What this task involves
Give the data again exactly, without images.
____
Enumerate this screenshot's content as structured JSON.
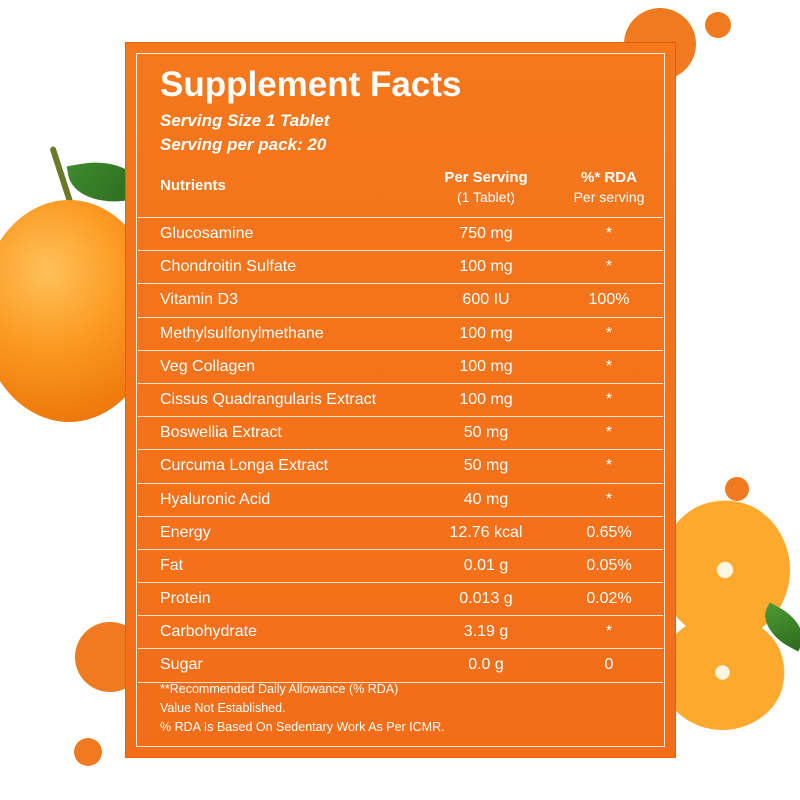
{
  "label": {
    "title": "Supplement Facts",
    "serving_size": "Serving Size 1 Tablet",
    "serving_per_pack": "Serving per pack: 20",
    "headers": {
      "nutrients": "Nutrients",
      "per_serving": "Per Serving",
      "per_serving_sub": "(1 Tablet)",
      "rda": "%* RDA",
      "rda_sub": "Per serving"
    },
    "rows": [
      {
        "name": "Glucosamine",
        "value": "750 mg",
        "rda": "*"
      },
      {
        "name": "Chondroitin Sulfate",
        "value": "100 mg",
        "rda": "*"
      },
      {
        "name": "Vitamin D3",
        "value": "600 IU",
        "rda": "100%"
      },
      {
        "name": "Methylsulfonylmethane",
        "value": "100 mg",
        "rda": "*"
      },
      {
        "name": "Veg Collagen",
        "value": "100 mg",
        "rda": "*"
      },
      {
        "name": "Cissus Quadrangularis Extract",
        "value": "100 mg",
        "rda": "*"
      },
      {
        "name": "Boswellia Extract",
        "value": "50 mg",
        "rda": "*"
      },
      {
        "name": "Curcuma Longa Extract",
        "value": "50 mg",
        "rda": "*"
      },
      {
        "name": "Hyaluronic Acid",
        "value": "40 mg",
        "rda": "*"
      },
      {
        "name": "Energy",
        "value": "12.76 kcal",
        "rda": "0.65%"
      },
      {
        "name": "Fat",
        "value": "0.01 g",
        "rda": "0.05%"
      },
      {
        "name": "Protein",
        "value": "0.013 g",
        "rda": "0.02%"
      },
      {
        "name": "Carbohydrate",
        "value": "3.19 g",
        "rda": "*"
      },
      {
        "name": "Sugar",
        "value": "0.0 g",
        "rda": "0"
      }
    ],
    "footnotes": [
      "**Recommended Daily Allowance (% RDA)",
      "Value Not Established.",
      "% RDA Is Based On Sedentary Work As Per ICMR."
    ]
  },
  "colors": {
    "panel": "#f5781d",
    "accent_dots": "#f07a1f",
    "text": "#ffffff"
  }
}
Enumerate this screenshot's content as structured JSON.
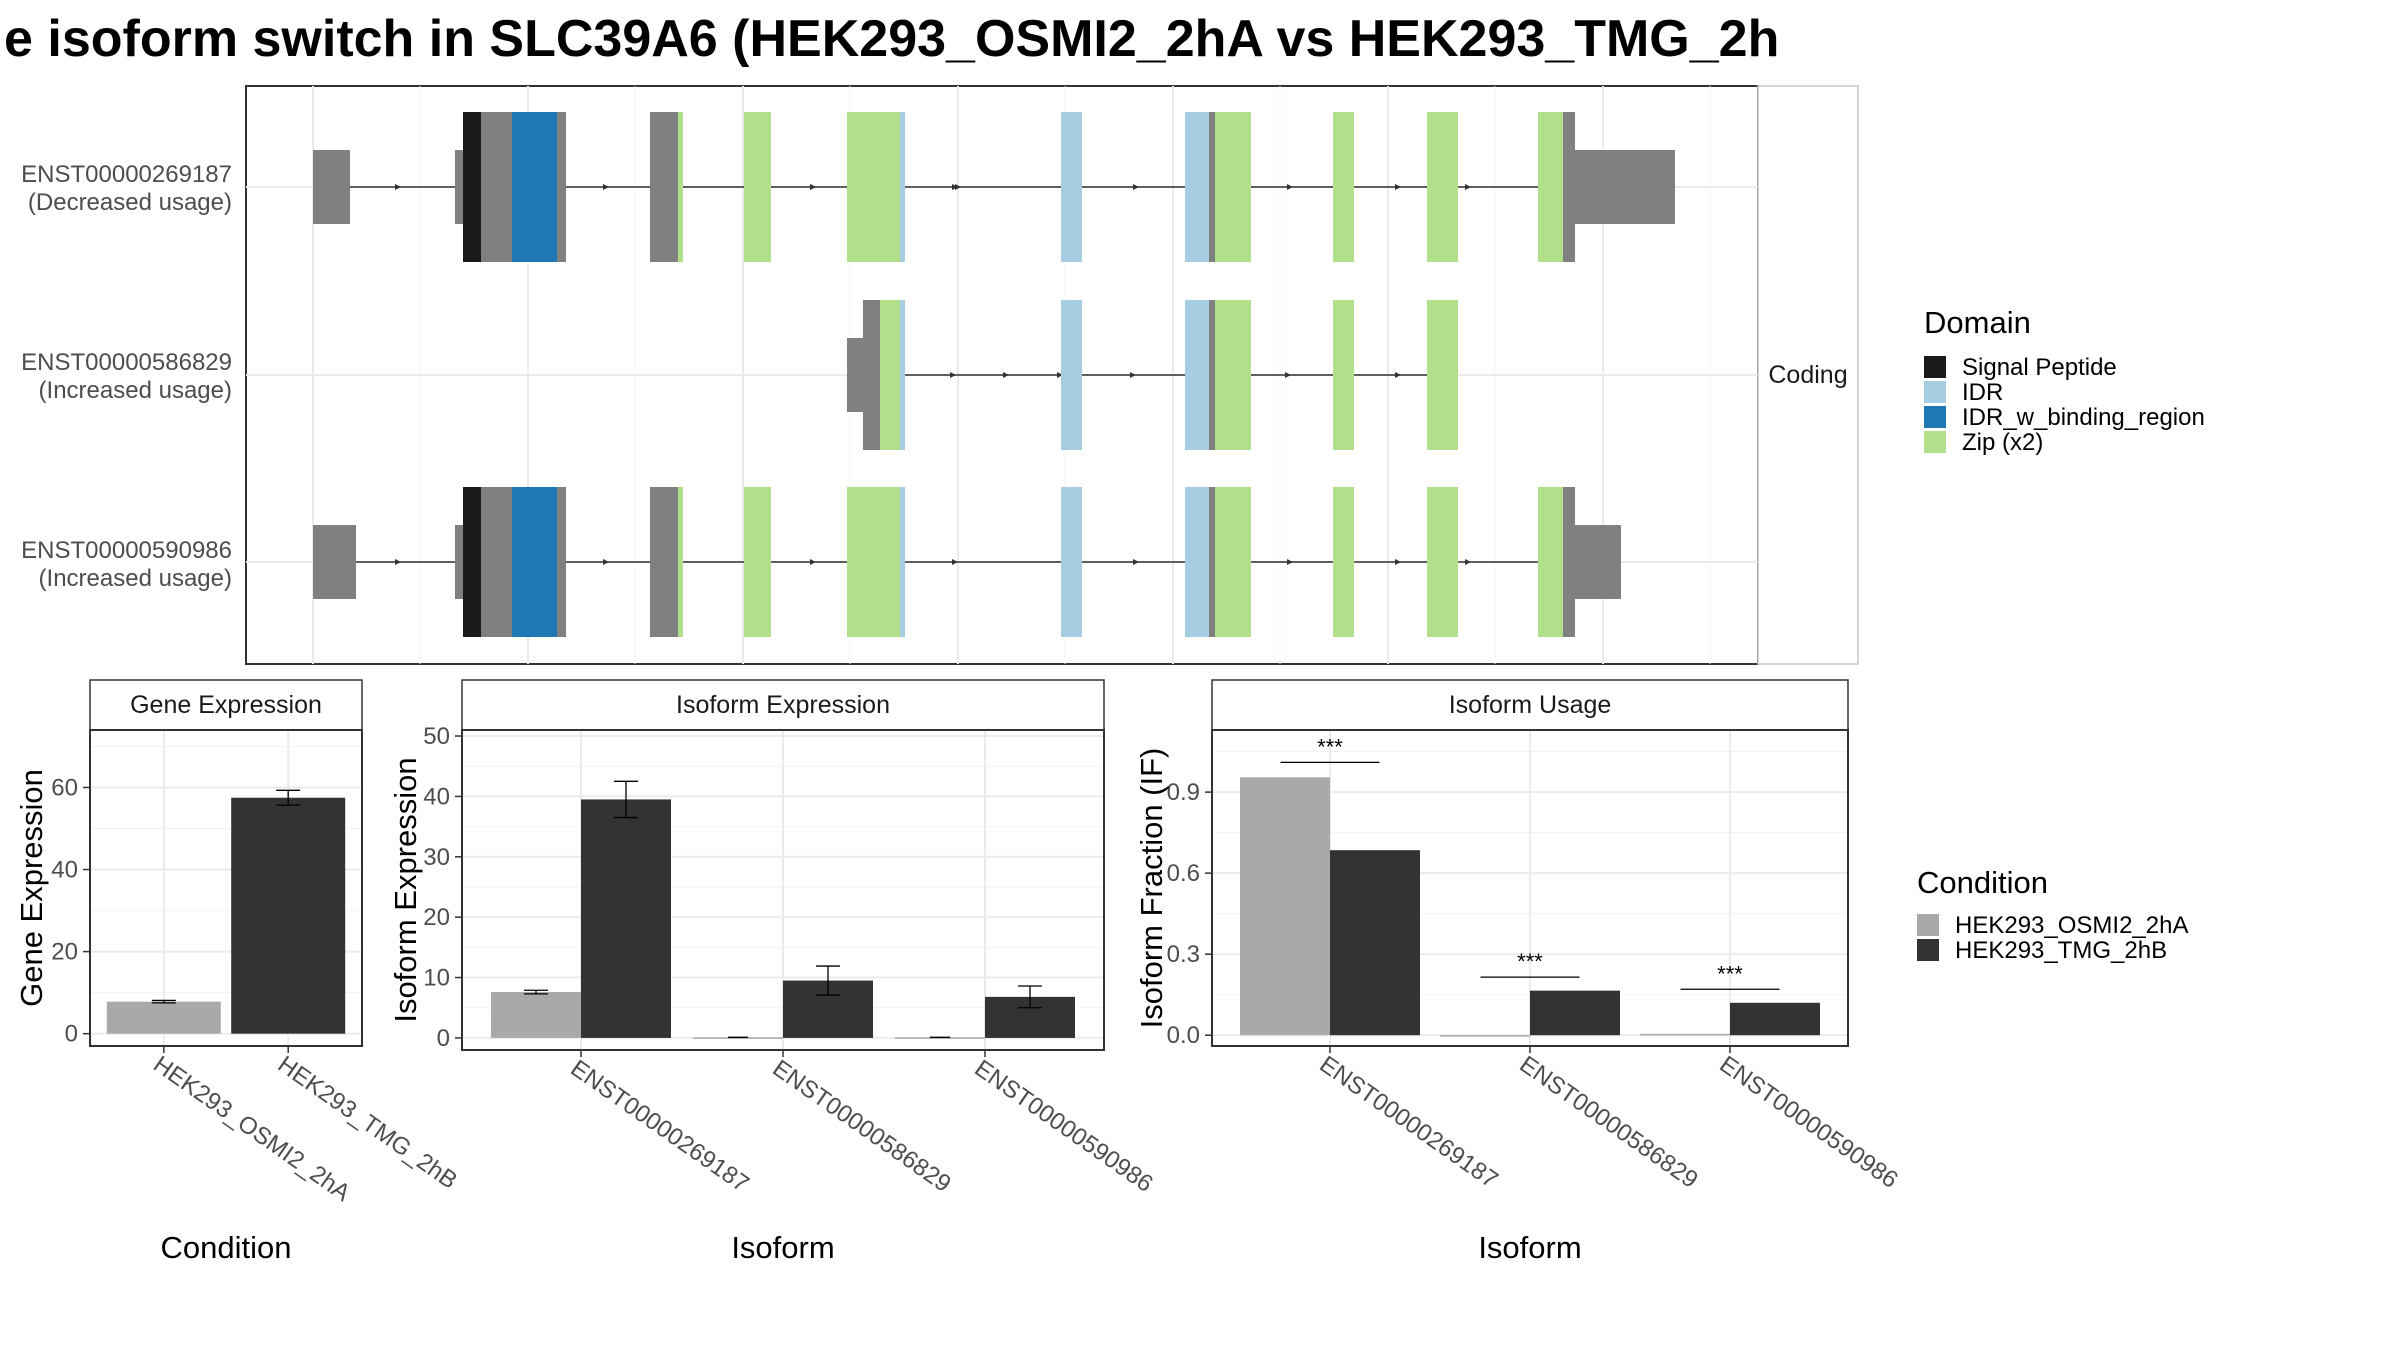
{
  "title": "e isoform switch in SLC39A6 (HEK293_OSMI2_2hA vs HEK293_TMG_2h",
  "colors": {
    "signal_peptide": "#1a1a1a",
    "idr": "#a6cee3",
    "idr_binding": "#1f78b4",
    "zip": "#b2df8a",
    "exon_noncoding": "#808080",
    "cond_a": "#a9a9a9",
    "cond_b": "#333333"
  },
  "structure": {
    "facet_label": "Coding",
    "transcripts": [
      {
        "id": "ENST00000269187",
        "usage": "(Decreased usage)"
      },
      {
        "id": "ENST00000586829",
        "usage": "(Increased usage)"
      },
      {
        "id": "ENST00000590986",
        "usage": "(Increased usage)"
      }
    ]
  },
  "legend_domain": {
    "title": "Domain",
    "items": [
      {
        "label": "Signal Peptide",
        "color": "#1a1a1a"
      },
      {
        "label": "IDR",
        "color": "#a6cee3"
      },
      {
        "label": "IDR_w_binding_region",
        "color": "#1f78b4"
      },
      {
        "label": "Zip (x2)",
        "color": "#b2df8a"
      }
    ]
  },
  "legend_condition": {
    "title": "Condition",
    "items": [
      {
        "label": "HEK293_OSMI2_2hA",
        "color": "#a9a9a9"
      },
      {
        "label": "HEK293_TMG_2hB",
        "color": "#333333"
      }
    ]
  },
  "chart_data": [
    {
      "type": "bar",
      "title": "Gene Expression",
      "xlabel": "Condition",
      "ylabel": "Gene Expression",
      "ylim": [
        -3,
        74
      ],
      "yticks": [
        0,
        20,
        40,
        60
      ],
      "categories": [
        "HEK293_OSMI2_2hA",
        "HEK293_TMG_2hB"
      ],
      "values": [
        7.8,
        57.5
      ],
      "errors": [
        0.3,
        1.8
      ]
    },
    {
      "type": "bar",
      "title": "Isoform Expression",
      "xlabel": "Isoform",
      "ylabel": "Isoform Expression",
      "ylim": [
        -2,
        51
      ],
      "yticks": [
        0,
        10,
        20,
        30,
        40,
        50
      ],
      "categories": [
        "ENST00000269187",
        "ENST00000586829",
        "ENST00000590986"
      ],
      "series": [
        {
          "name": "HEK293_OSMI2_2hA",
          "values": [
            7.6,
            0.1,
            0.1
          ],
          "errors": [
            0.3,
            0,
            0
          ]
        },
        {
          "name": "HEK293_TMG_2hB",
          "values": [
            39.5,
            9.5,
            6.8
          ],
          "errors": [
            3,
            2.4,
            1.8
          ]
        }
      ]
    },
    {
      "type": "bar",
      "title": "Isoform Usage",
      "xlabel": "Isoform",
      "ylabel": "Isoform Fraction (IF)",
      "ylim": [
        -0.04,
        1.13
      ],
      "yticks": [
        0.0,
        0.3,
        0.6,
        0.9
      ],
      "categories": [
        "ENST00000269187",
        "ENST00000586829",
        "ENST00000590986"
      ],
      "series": [
        {
          "name": "HEK293_OSMI2_2hA",
          "values": [
            0.955,
            0.0,
            0.005
          ]
        },
        {
          "name": "HEK293_TMG_2hB",
          "values": [
            0.685,
            0.165,
            0.12
          ]
        }
      ],
      "significance": [
        "***",
        "***",
        "***"
      ],
      "significance_y": [
        1.01,
        0.215,
        0.17
      ]
    }
  ]
}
____
Solution to this exercise
Enumerate this screenshot's content as structured JSON.
{
  "label": {
    "title": "Supplement Facts",
    "serving_size": "Serving Size 1 Tablet",
    "serving_per_pack": "Serving per pack: 20",
    "headers": {
      "nutrients": "Nutrients",
      "per_serving": "Per Serving",
      "per_serving_sub": "(1 Tablet)",
      "rda": "%* RDA",
      "rda_sub": "Per serving"
    },
    "rows": [
      {
        "name": "Glucosamine",
        "value": "750 mg",
        "rda": "*"
      },
      {
        "name": "Chondroitin Sulfate",
        "value": "100 mg",
        "rda": "*"
      },
      {
        "name": "Vitamin D3",
        "value": "600 IU",
        "rda": "100%"
      },
      {
        "name": "Methylsulfonylmethane",
        "value": "100 mg",
        "rda": "*"
      },
      {
        "name": "Veg Collagen",
        "value": "100 mg",
        "rda": "*"
      },
      {
        "name": "Cissus Quadrangularis Extract",
        "value": "100 mg",
        "rda": "*"
      },
      {
        "name": "Boswellia Extract",
        "value": "50 mg",
        "rda": "*"
      },
      {
        "name": "Curcuma Longa Extract",
        "value": "50 mg",
        "rda": "*"
      },
      {
        "name": "Hyaluronic Acid",
        "value": "40 mg",
        "rda": "*"
      },
      {
        "name": "Energy",
        "value": "12.76 kcal",
        "rda": "0.65%"
      },
      {
        "name": "Fat",
        "value": "0.01 g",
        "rda": "0.05%"
      },
      {
        "name": "Protein",
        "value": "0.013 g",
        "rda": "0.02%"
      },
      {
        "name": "Carbohydrate",
        "value": "3.19 g",
        "rda": "*"
      },
      {
        "name": "Sugar",
        "value": "0.0 g",
        "rda": "0"
      }
    ],
    "footnotes": [
      "**Recommended Daily Allowance (% RDA)",
      "Value Not Established.",
      "% RDA Is Based On Sedentary Work As Per ICMR."
    ]
  },
  "colors": {
    "panel": "#f5781d",
    "accent_dots": "#f07a1f",
    "text": "#ffffff"
  }
}
Enumerate this screenshot's content as structured JSON.
{
  "title": "e isoform switch in SLC39A6 (HEK293_OSMI2_2hA vs HEK293_TMG_2h",
  "colors": {
    "signal_peptide": "#1a1a1a",
    "idr": "#a6cee3",
    "idr_binding": "#1f78b4",
    "zip": "#b2df8a",
    "exon_noncoding": "#808080",
    "cond_a": "#a9a9a9",
    "cond_b": "#333333"
  },
  "structure": {
    "facet_label": "Coding",
    "transcripts": [
      {
        "id": "ENST00000269187",
        "usage": "(Decreased usage)"
      },
      {
        "id": "ENST00000586829",
        "usage": "(Increased usage)"
      },
      {
        "id": "ENST00000590986",
        "usage": "(Increased usage)"
      }
    ]
  },
  "legend_domain": {
    "title": "Domain",
    "items": [
      {
        "label": "Signal Peptide",
        "color": "#1a1a1a"
      },
      {
        "label": "IDR",
        "color": "#a6cee3"
      },
      {
        "label": "IDR_w_binding_region",
        "color": "#1f78b4"
      },
      {
        "label": "Zip (x2)",
        "color": "#b2df8a"
      }
    ]
  },
  "legend_condition": {
    "title": "Condition",
    "items": [
      {
        "label": "HEK293_OSMI2_2hA",
        "color": "#a9a9a9"
      },
      {
        "label": "HEK293_TMG_2hB",
        "color": "#333333"
      }
    ]
  },
  "chart_data": [
    {
      "type": "bar",
      "title": "Gene Expression",
      "xlabel": "Condition",
      "ylabel": "Gene Expression",
      "ylim": [
        -3,
        74
      ],
      "yticks": [
        0,
        20,
        40,
        60
      ],
      "categories": [
        "HEK293_OSMI2_2hA",
        "HEK293_TMG_2hB"
      ],
      "values": [
        7.8,
        57.5
      ],
      "errors": [
        0.3,
        1.8
      ]
    },
    {
      "type": "bar",
      "title": "Isoform Expression",
      "xlabel": "Isoform",
      "ylabel": "Isoform Expression",
      "ylim": [
        -2,
        51
      ],
      "yticks": [
        0,
        10,
        20,
        30,
        40,
        50
      ],
      "categories": [
        "ENST00000269187",
        "ENST00000586829",
        "ENST00000590986"
      ],
      "series": [
        {
          "name": "HEK293_OSMI2_2hA",
          "values": [
            7.6,
            0.1,
            0.1
          ],
          "errors": [
            0.3,
            0,
            0
          ]
        },
        {
          "name": "HEK293_TMG_2hB",
          "values": [
            39.5,
            9.5,
            6.8
          ],
          "errors": [
            3,
            2.4,
            1.8
          ]
        }
      ]
    },
    {
      "type": "bar",
      "title": "Isoform Usage",
      "xlabel": "Isoform",
      "ylabel": "Isoform Fraction (IF)",
      "ylim": [
        -0.04,
        1.13
      ],
      "yticks": [
        0.0,
        0.3,
        0.6,
        0.9
      ],
      "categories": [
        "ENST00000269187",
        "ENST00000586829",
        "ENST00000590986"
      ],
      "series": [
        {
          "name": "HEK293_OSMI2_2hA",
          "values": [
            0.955,
            0.0,
            0.005
          ]
        },
        {
          "name": "HEK293_TMG_2hB",
          "values": [
            0.685,
            0.165,
            0.12
          ]
        }
      ],
      "significance": [
        "***",
        "***",
        "***"
      ],
      "significance_y": [
        1.01,
        0.215,
        0.17
      ]
    }
  ]
}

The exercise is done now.